**Dataset rows**
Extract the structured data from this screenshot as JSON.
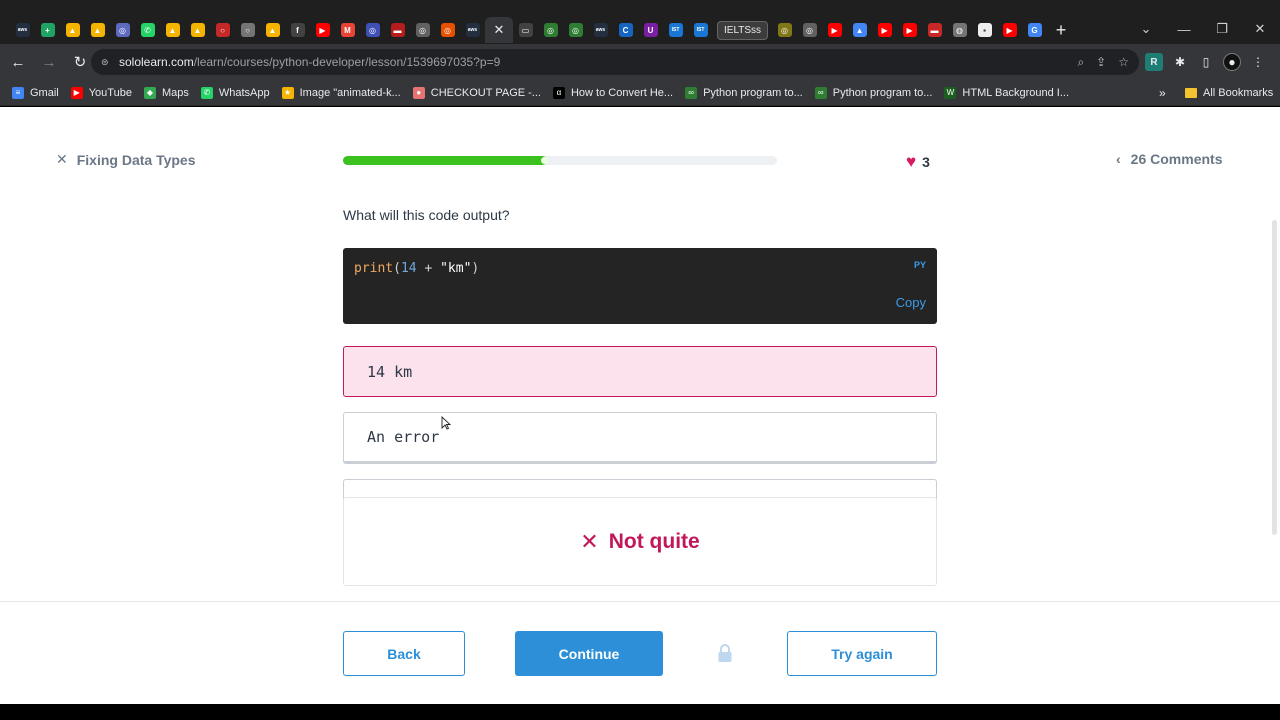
{
  "browser": {
    "tabs": [
      {
        "icon": "aws-icon",
        "color": "#232f3e",
        "glyph": "aws"
      },
      {
        "icon": "sheets-icon",
        "color": "#1fa463",
        "glyph": "+"
      },
      {
        "icon": "drive-icon",
        "color": "#f4b400",
        "glyph": "▲"
      },
      {
        "icon": "drive-icon",
        "color": "#f4b400",
        "glyph": "▲"
      },
      {
        "icon": "site-icon",
        "color": "#5c6bc0",
        "glyph": "◎"
      },
      {
        "icon": "whatsapp-icon",
        "color": "#25d366",
        "glyph": "✆"
      },
      {
        "icon": "drive-icon",
        "color": "#f4b400",
        "glyph": "▲"
      },
      {
        "icon": "drive-icon",
        "color": "#f4b400",
        "glyph": "▲"
      },
      {
        "icon": "circle-icon",
        "color": "#c62828",
        "glyph": "○"
      },
      {
        "icon": "circle-icon",
        "color": "#757575",
        "glyph": "○"
      },
      {
        "icon": "drive-icon",
        "color": "#f4b400",
        "glyph": "▲"
      },
      {
        "icon": "app-icon",
        "color": "#424242",
        "glyph": "f"
      },
      {
        "icon": "youtube-icon",
        "color": "#ff0000",
        "glyph": "▶"
      },
      {
        "icon": "gmail-icon",
        "color": "#ea4335",
        "glyph": "M"
      },
      {
        "icon": "site-icon",
        "color": "#3f51b5",
        "glyph": "◎"
      },
      {
        "icon": "site-icon",
        "color": "#b71c1c",
        "glyph": "▬"
      },
      {
        "icon": "site-icon",
        "color": "#616161",
        "glyph": "◎"
      },
      {
        "icon": "site-icon",
        "color": "#e65100",
        "glyph": "◎"
      },
      {
        "icon": "aws-icon",
        "color": "#232f3e",
        "glyph": "aws"
      }
    ],
    "tabs_after": [
      {
        "icon": "site-icon",
        "color": "#424242",
        "glyph": "▭"
      },
      {
        "icon": "site-icon",
        "color": "#2e7d32",
        "glyph": "◎"
      },
      {
        "icon": "site-icon",
        "color": "#2e7d32",
        "glyph": "◎"
      },
      {
        "icon": "aws-icon",
        "color": "#232f3e",
        "glyph": "aws"
      },
      {
        "icon": "c-icon",
        "color": "#1565c0",
        "glyph": "C"
      },
      {
        "icon": "site-icon",
        "color": "#7b1fa2",
        "glyph": "U"
      },
      {
        "icon": "ist-icon",
        "color": "#1976d2",
        "glyph": "IST"
      },
      {
        "icon": "ist-icon",
        "color": "#1976d2",
        "glyph": "IST"
      }
    ],
    "tab_label": "IELTSss",
    "tabs_end": [
      {
        "icon": "site-icon",
        "color": "#827717",
        "glyph": "◎"
      },
      {
        "icon": "site-icon",
        "color": "#616161",
        "glyph": "◎"
      },
      {
        "icon": "youtube-icon",
        "color": "#ff0000",
        "glyph": "▶"
      },
      {
        "icon": "drive-icon",
        "color": "#4285f4",
        "glyph": "▲"
      },
      {
        "icon": "youtube-icon",
        "color": "#ff0000",
        "glyph": "▶"
      },
      {
        "icon": "youtube-icon",
        "color": "#ff0000",
        "glyph": "▶"
      },
      {
        "icon": "site-icon",
        "color": "#c62828",
        "glyph": "▬"
      },
      {
        "icon": "globe-icon",
        "color": "#757575",
        "glyph": "◍"
      },
      {
        "icon": "site-icon",
        "color": "#eeeeee",
        "glyph": "▪"
      },
      {
        "icon": "youtube-icon",
        "color": "#ff0000",
        "glyph": "▶"
      },
      {
        "icon": "google-icon",
        "color": "#4285f4",
        "glyph": "G"
      }
    ],
    "url_host": "sololearn.com",
    "url_path": "/learn/courses/python-developer/lesson/1539697035?p=9",
    "bookmarks": [
      {
        "label": "Gmail",
        "color": "#4285f4",
        "glyph": "≡"
      },
      {
        "label": "YouTube",
        "color": "#ff0000",
        "glyph": "▶"
      },
      {
        "label": "Maps",
        "color": "#34a853",
        "glyph": "◆"
      },
      {
        "label": "WhatsApp",
        "color": "#25d366",
        "glyph": "✆"
      },
      {
        "label": "Image \"animated-k...",
        "color": "#f4b400",
        "glyph": "★"
      },
      {
        "label": "CHECKOUT PAGE -...",
        "color": "#e57373",
        "glyph": "●"
      },
      {
        "label": "How to Convert He...",
        "color": "#000000",
        "glyph": "α"
      },
      {
        "label": "Python program to...",
        "color": "#2e7d32",
        "glyph": "∞"
      },
      {
        "label": "Python program to...",
        "color": "#2e7d32",
        "glyph": "∞"
      },
      {
        "label": "HTML Background I...",
        "color": "#1b5e20",
        "glyph": "W"
      }
    ],
    "bookmarks_more": "»",
    "all_bookmarks": "All Bookmarks"
  },
  "lesson": {
    "title": "Fixing Data Types",
    "progress_fraction": 0.47,
    "lives": "3",
    "comments": "26 Comments",
    "question": "What will this code output?",
    "code": {
      "fn": "print",
      "open": "(",
      "num": "14",
      "op": " + ",
      "str": "\"km\"",
      "close": ")"
    },
    "lang": "PY",
    "copy": "Copy",
    "options": [
      "14 km",
      "An error",
      ""
    ],
    "feedback": "Not quite",
    "buttons": {
      "back": "Back",
      "continue": "Continue",
      "try_again": "Try again"
    }
  },
  "colors": {
    "accent": "#2c8fd8",
    "error": "#c2185b",
    "progress": "#3cc21e"
  }
}
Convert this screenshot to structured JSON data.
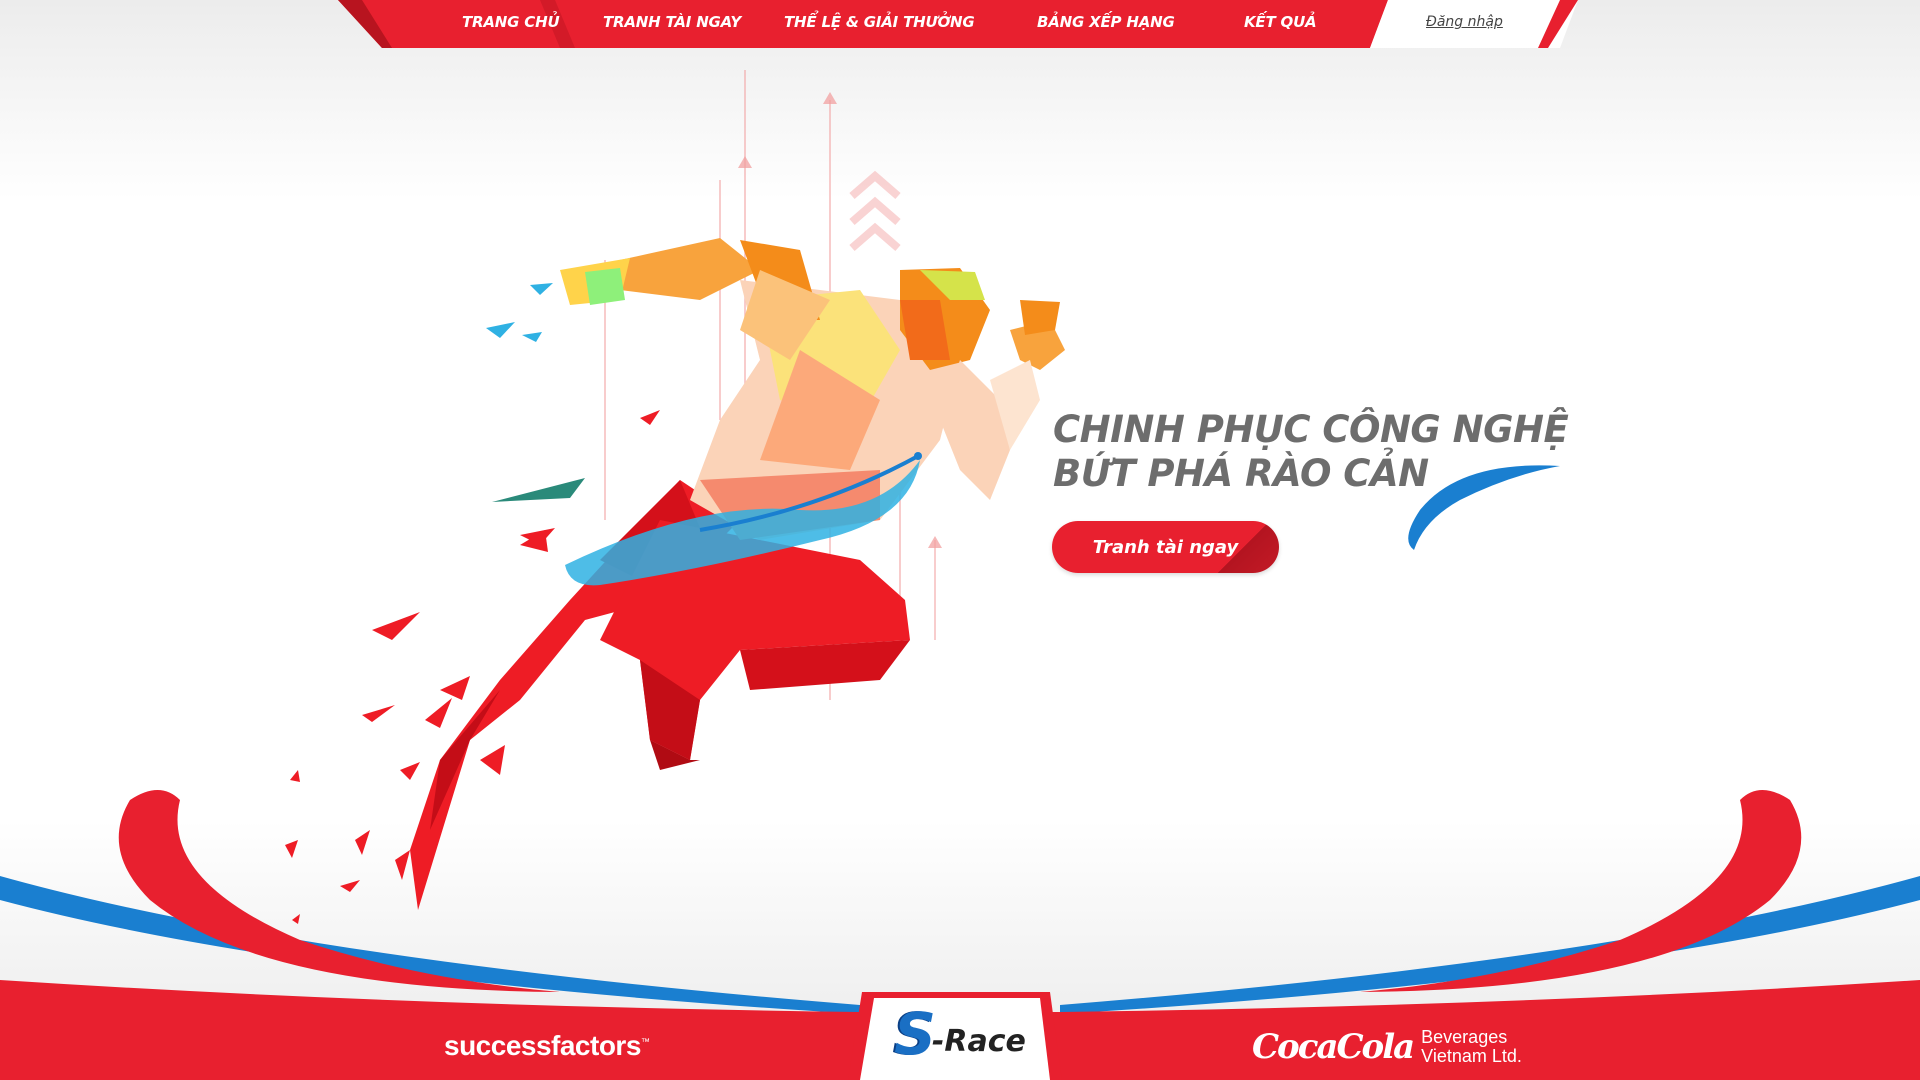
{
  "nav": {
    "items": [
      {
        "label": "TRANG CHỦ"
      },
      {
        "label": "TRANH TÀI NGAY"
      },
      {
        "label": "THỂ LỆ & GIẢI THƯỞNG"
      },
      {
        "label": "BẢNG XẾP HẠNG"
      },
      {
        "label": "KẾT QUẢ"
      }
    ],
    "login_label": "Đăng nhập"
  },
  "hero": {
    "headline_line1": "CHINH PHỤC CÔNG NGHỆ",
    "headline_line2": "BỨT PHÁ RÀO CẢN",
    "cta_label": "Tranh tài ngay"
  },
  "footer": {
    "sponsor_left": "successfactors",
    "sponsor_left_mark": "™",
    "event_logo_s": "S",
    "event_logo_rest": "-Race",
    "sponsor_right_script": "CocaCola",
    "sponsor_right_line1": "Beverages",
    "sponsor_right_line2": "Vietnam Ltd."
  },
  "colors": {
    "brand_red": "#e8202f",
    "brand_blue": "#1a7fd0",
    "headline_gray": "#6d6d6d"
  }
}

**The task**
In the records above, locate the line with "Convert this screenshot"; output it and each line after it through the last one, exactly, omitting pictures.

**Reply**
Convert this screenshot to structured JSON data.
{
  "nav": {
    "items": [
      {
        "label": "TRANG CHỦ"
      },
      {
        "label": "TRANH TÀI NGAY"
      },
      {
        "label": "THỂ LỆ & GIẢI THƯỞNG"
      },
      {
        "label": "BẢNG XẾP HẠNG"
      },
      {
        "label": "KẾT QUẢ"
      }
    ],
    "login_label": "Đăng nhập"
  },
  "hero": {
    "headline_line1": "CHINH PHỤC CÔNG NGHỆ",
    "headline_line2": "BỨT PHÁ RÀO CẢN",
    "cta_label": "Tranh tài ngay"
  },
  "footer": {
    "sponsor_left": "successfactors",
    "sponsor_left_mark": "™",
    "event_logo_s": "S",
    "event_logo_rest": "-Race",
    "sponsor_right_script": "CocaCola",
    "sponsor_right_line1": "Beverages",
    "sponsor_right_line2": "Vietnam Ltd."
  },
  "colors": {
    "brand_red": "#e8202f",
    "brand_blue": "#1a7fd0",
    "headline_gray": "#6d6d6d"
  }
}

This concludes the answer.